• [TEXT]:
Article 9: Limitations on Use and Transfer

  1. Data acquired by the Issuing Party pursuant to Legal Process shall be treated in accordance with the Issuing Party’s domestic law, including its privacy and freedom of information laws.
  2. The Issuing Party shall not transfer data received pursuant to an Order subject to this Agreement to a third-party government or international organization without first obtaining the consent of the Receiving Party, except to the extent that such data has already been made public in accordance with the Issuing Party’s domestic law.
  3. The Issuing Party shall not be required to share any information produced pursuant to Legal Process with the Receiving Party or a third-party government.

• [PROVIDED MATERIAL]:
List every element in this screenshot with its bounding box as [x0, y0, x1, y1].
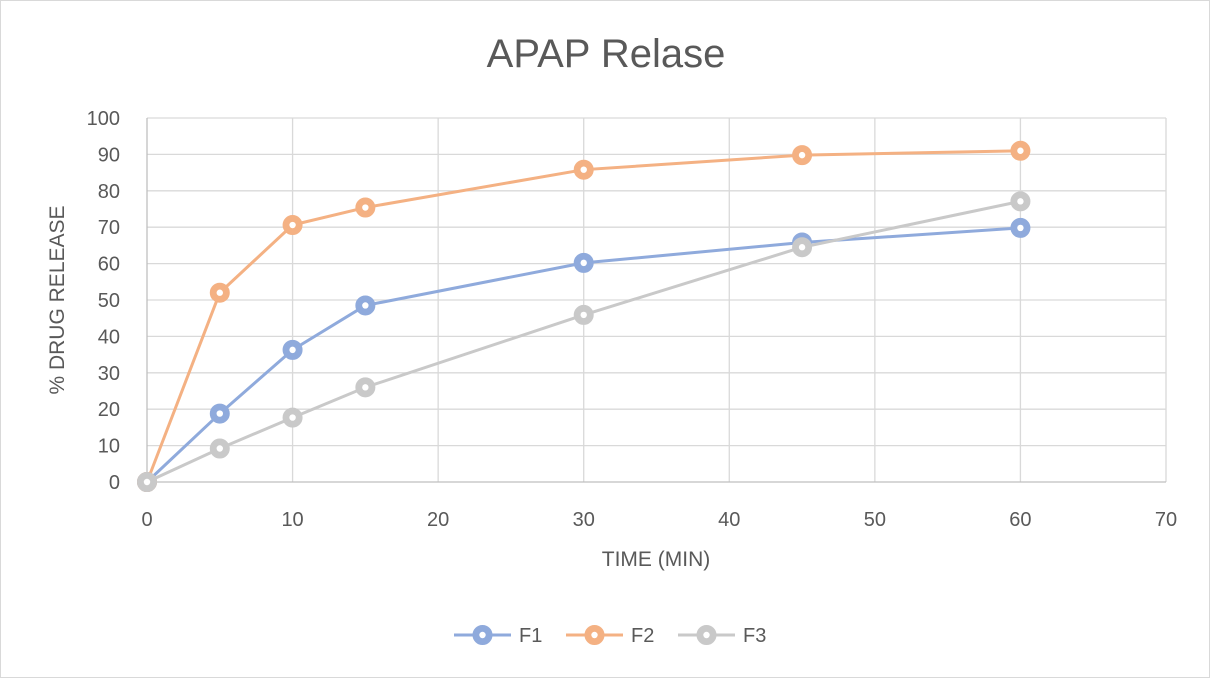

• [TASKS]:
(1) Reproduce the part of Article 9 that begins at the words "2. The Issuing" and stops after the words "a third-party government.".
(2) Answer these questions using Article 9:
(a) Under which law must the Issuing Party treat data it acquires through Legal Process?
(b) Whose consent must the Issuing Party obtain before transferring data received under an Order to a third-party government or international organization?
(c) What data is exempt from that consent requirement?
(3) Resume Article 9 from the point where it stops.
The data are a separate body of material, apart from Article 9.

• [ANSWERS FOR THE TASKS]:
(1)
2. The Issuing Party shall not transfer data received pursuant to an Order subject to this Agreement to a third-party government or international organization without first obtaining the consent of the Receiving Party, except to the extent that such data has already been made public in accordance with the Issuing Party’s domestic law.
  3. The Issuing Party shall not be required to share any information produced pursuant to Legal Process with the Receiving Party or a third-party government.

(2)
(a) The Issuing Party's domestic law, including its privacy and freedom of information laws.
(b) The Receiving Party's consent.
(c) Data that has already been made public in accordance with the Issuing Party's domestic law.

(3)
  4. Where an Issuing Party has received data pursuant to Legal Process from a Covered Provider, and:

    a.  Australia has declared that its essential interests may be implicated by the introduction of such data as evidence in the prosecution’s case in the United States for an offense for which the death penalty is sought; or

    b.  the United States has declared that its essential interests may be implicated by the introduction of such data as evidence in the prosecution’s case in Australia in a manner that raises freedom of speech concerns for the United States;

    prior to use of the data in a manner that is or could be contrary to those essential interests, the Issuing Party shall, via the Receiving Party’s Designated Authority, obtain permission to do so. The Receiving Party may grant permission, subject to such conditions as it deems necessary, and if it does so, the Issuing Party may only introduce this data in compliance with those conditions. If the Receiving Party does not grant approval, the Issuing Party shall not use the data it has received pursuant to the Legal Process in that manner.

  1. Use limitations additional to those specified in this Agreement may be imposed to the extent mutually agreed upon by the Parties.

Article 10 Compatibility and Non-Exclusivity

The Agreement is without prejudice to and shall not affect other legal authorities and mechanisms for the Issuing Party to obtain or preserve electronic data from the Receiving Party and from Covered Providers subject to the jurisdiction of the Receiving Party, including, but not limited to, legal instruments and practices under the domestic law of either Party as to which the Party does not invoke this Agreement; requests for mutual legal assistance; and emergency disclosures.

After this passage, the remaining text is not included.